## What to work on:
Every line with the string "农业野生植物原生境保护区后" should be gathered.

## Information shown:

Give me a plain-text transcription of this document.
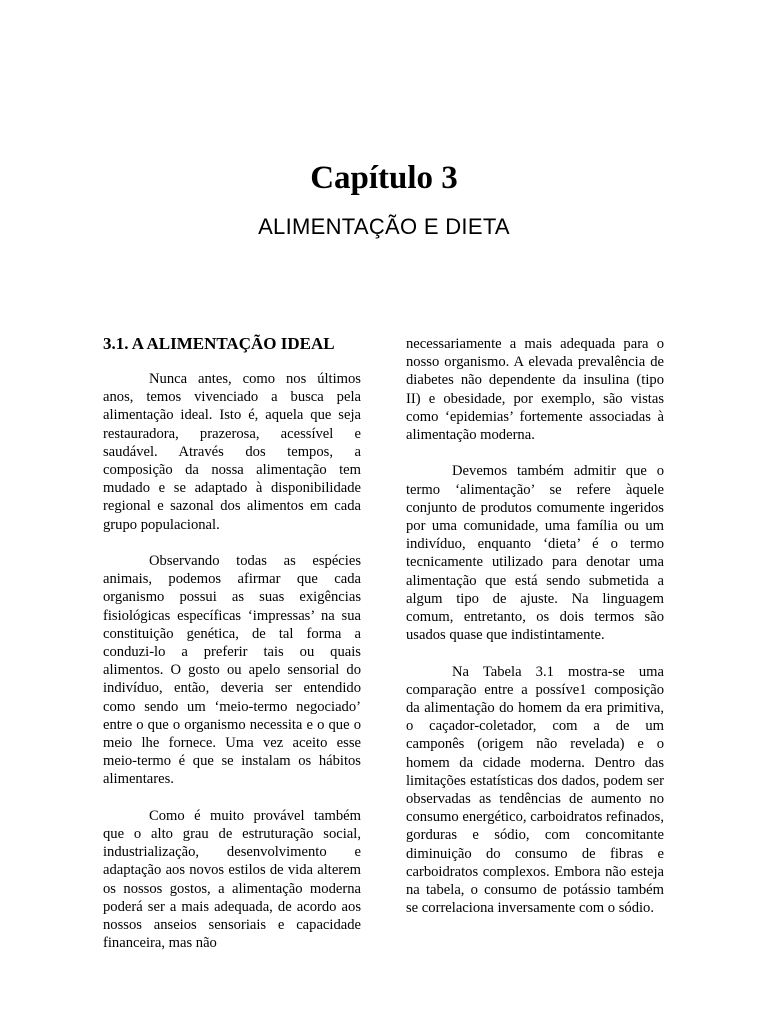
Capítulo 3
ALIMENTAÇÃO E DIETA
3.1. A ALIMENTAÇÃO IDEAL

Nunca antes, como nos últimos anos, temos vivenciado a busca pela alimentação ideal. Isto é, aquela que seja restauradora, prazerosa, acessível e saudável. Através dos tempos, a composição da nossa alimentação tem mudado e se adaptado à disponibilidade regional e sazonal dos alimentos em cada grupo populacional.

Observando todas as espécies animais, podemos afirmar que cada organismo possui as suas exigências fisiológicas específicas ‘impressas’ na sua constituição genética, de tal forma a conduzi-lo a preferir tais ou quais alimentos. O gosto ou apelo sensorial do indivíduo, então, deveria ser entendido como sendo um ‘meio-termo negociado’ entre o que o organismo necessita e o que o meio lhe fornece. Uma vez aceito esse meio-termo é que se instalam os hábitos alimentares.

Como é muito provável também que o alto grau de estruturação social, industrialização, desenvolvimento e adaptação aos novos estilos de vida alterem os nossos gostos, a alimentação moderna poderá ser a mais adequada, de acordo aos nossos anseios sensoriais e capacidade financeira, mas não

necessariamente a mais adequada para o nosso organismo. A elevada prevalência de diabetes não dependente da insulina (tipo II) e obesidade, por exemplo, são vistas como ‘epidemias’ fortemente associadas à alimentação moderna.

Devemos também admitir que o termo ‘alimentação’ se refere àquele conjunto de produtos comumente ingeridos por uma comunidade, uma família ou um indivíduo, enquanto ‘dieta’ é o termo tecnicamente utilizado para denotar uma alimentação que está sendo submetida a algum tipo de ajuste. Na linguagem comum, entretanto, os dois termos são usados quase que indistintamente.

Na Tabela 3.1 mostra-se uma comparação entre a possíve1 composição da alimentação do homem da era primitiva, o caçador-coletador, com a de um camponês (origem não revelada) e o homem da cidade moderna. Dentro das limitações estatísticas dos dados, podem ser observadas as tendências de aumento no consumo energético, carboidratos refinados, gorduras e sódio, com concomitante diminuição do consumo de fibras e carboidratos complexos. Embora não esteja na tabela, o consumo de potássio também se correlaciona inversamente com o sódio.
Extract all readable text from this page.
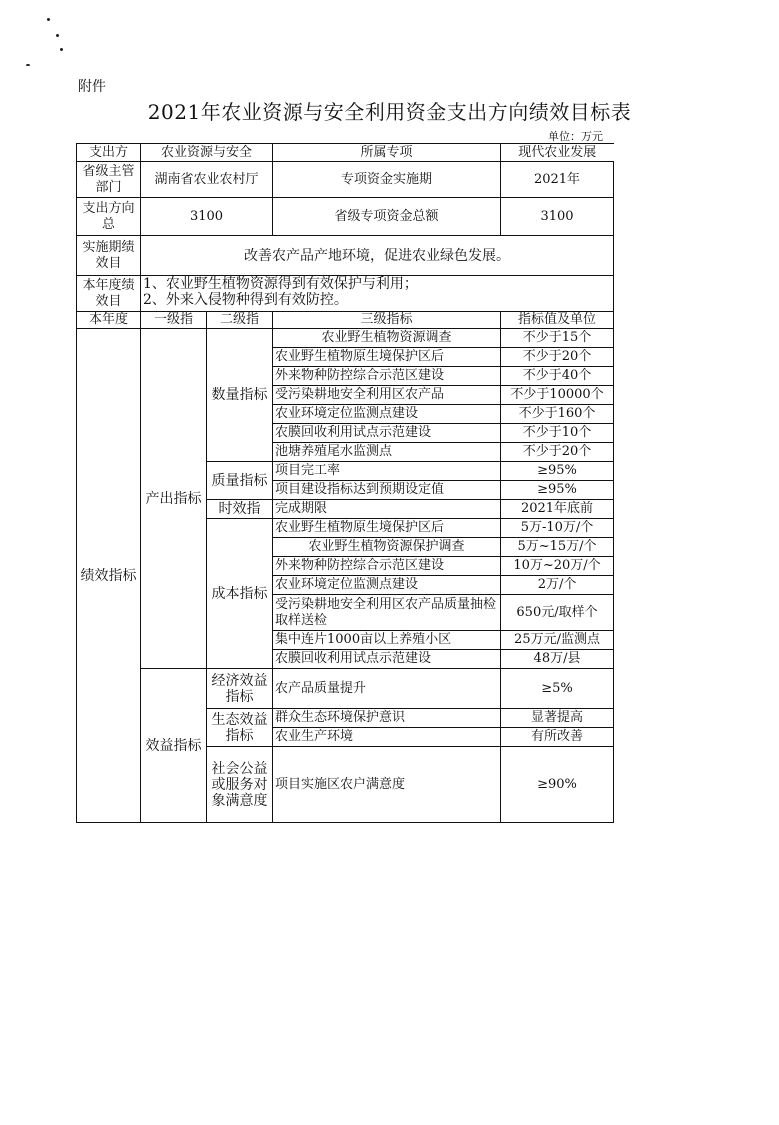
附件
2021年农业资源与安全利用资金支出方向绩效目标表
单位：万元
支出方	农业资源与安全		所属专项	现代农业发展
省级主管部门	湖南省农业农村厅		专项资金实施期	2021年
支出方向　总	3100		省级专项资金总额	3100
实施期绩效目	改善农产品产地环境，促进农业绿色发展。			
本年度绩效目	1、农业野生植物资源得到有效保护与利用；
2、外来入侵物种得到有效防控。			

本年度	一级指	二级指	三级指标	指标值及单位
绩效指标	产出指标	数量指标	农业野生植物资源调查	不少于15个
			农业野生植物原生境保护区后	不少于20个
			外来物种防控综合示范区建设	不少于40个
			受污染耕地安全利用区农产品	不少于10000个
			农业环境定位监测点建设	不少于160个
			农膜回收利用试点示范建设	不少于10个
			池塘养殖尾水监测点	不少于20个
		质量指标	项目完工率	≥95%
			项目建设指标达到预期设定值	≥95%
		时效指	完成期限	2021年底前
		成本指标	农业野生植物原生境保护区后	5万-10万/个
			农业野生植物资源保护调查	5万~15万/个
			外来物种防控综合示范区建设	10万~20万/个
			农业环境定位监测点建设	2万/个
			受污染耕地安全利用区农产品质量抽检取样送检	650元/取样个
			集中连片1000亩以上养殖小区	25万元/监测点
			农膜回收利用试点示范建设	48万/县
	效益指标	经济效益指标	农产品质量提升	≥5%
		生态效益指标	群众生态环境保护意识	显著提高
			农业生产环境	有所改善
		社会公益或服务对象满意度	项目实施区农户满意度	≥90%
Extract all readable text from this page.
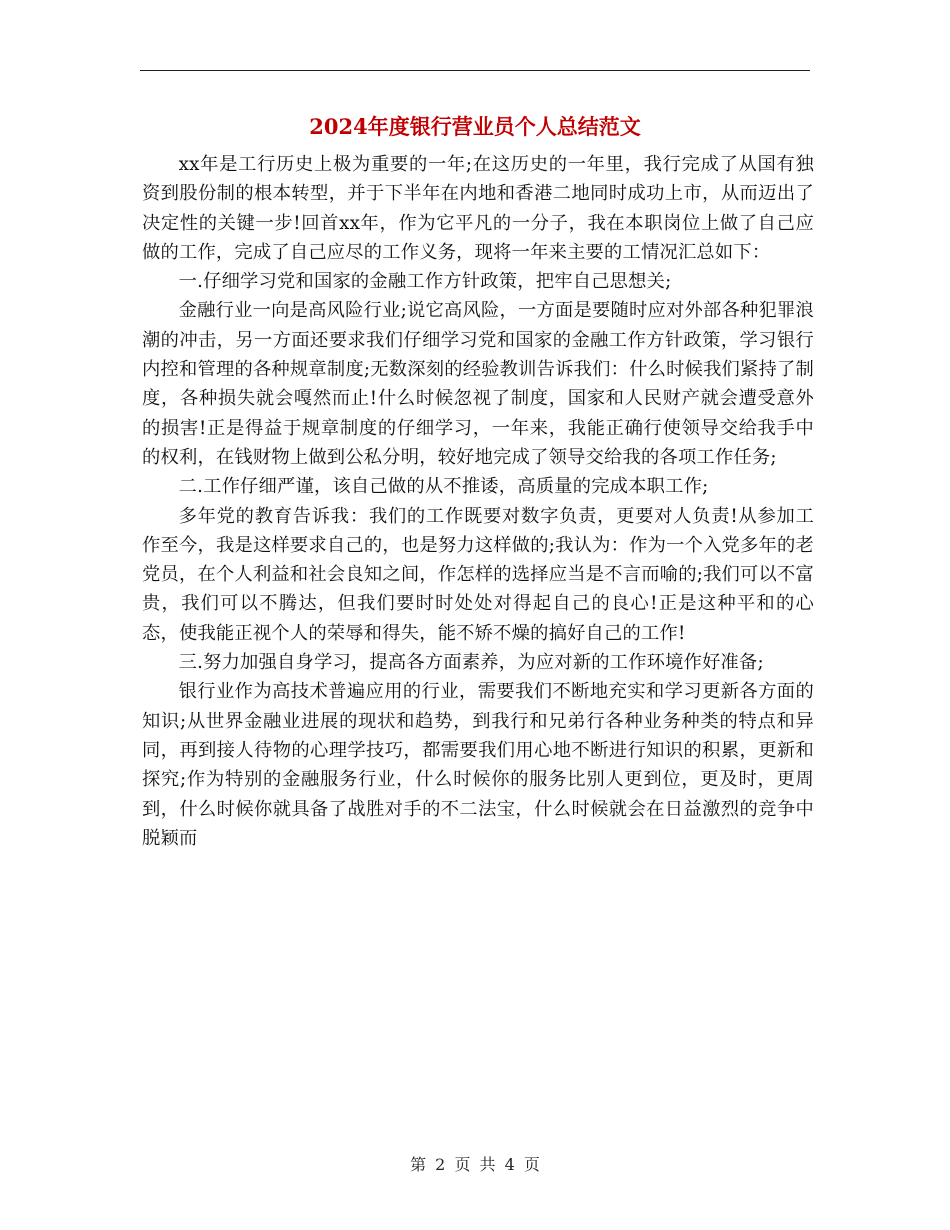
2024年度银行营业员个人总结范文

xx年是工行历史上极为重要的一年;在这历史的一年里，我行完成了从国有独资到股份制的根本转型，并于下半年在内地和香港二地同时成功上市，从而迈出了决定性的关键一步!回首xx年，作为它平凡的一分子，我在本职岗位上做了自己应做的工作，完成了自己应尽的工作义务，现将一年来主要的工情况汇总如下：

一.仔细学习党和国家的金融工作方针政策，把牢自己思想关;

金融行业一向是高风险行业;说它高风险，一方面是要随时应对外部各种犯罪浪潮的冲击，另一方面还要求我们仔细学习党和国家的金融工作方针政策，学习银行内控和管理的各种规章制度;无数深刻的经验教训告诉我们：什么时候我们紧持了制度，各种损失就会嘎然而止!什么时候忽视了制度，国家和人民财产就会遭受意外的损害!正是得益于规章制度的仔细学习，一年来，我能正确行使领导交给我手中的权利，在钱财物上做到公私分明，较好地完成了领导交给我的各项工作任务;

二.工作仔细严谨，该自己做的从不推诿，高质量的完成本职工作;

多年党的教育告诉我：我们的工作既要对数字负责，更要对人负责!从参加工作至今，我是这样要求自己的，也是努力这样做的;我认为：作为一个入党多年的老党员，在个人利益和社会良知之间，作怎样的选择应当是不言而喻的;我们可以不富贵，我们可以不腾达，但我们要时时处处对得起自己的良心!正是这种平和的心态，使我能正视个人的荣辱和得失，能不矫不燥的搞好自己的工作!

三.努力加强自身学习，提高各方面素养，为应对新的工作环境作好准备;

银行业作为高技术普遍应用的行业，需要我们不断地充实和学习更新各方面的知识;从世界金融业进展的现状和趋势，到我行和兄弟行各种业务种类的特点和异同，再到接人待物的心理学技巧，都需要我们用心地不断进行知识的积累，更新和探究;作为特别的金融服务行业，什么时候你的服务比别人更到位，更及时，更周到，什么时候你就具备了战胜对手的不二法宝，什么时候就会在日益激烈的竞争中脱颖而

第 2 页 共 4 页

## Response to the task:
			农业野生植物原生境保护区后	不少于20个
		成本指标	农业野生植物原生境保护区后	5万-10万/个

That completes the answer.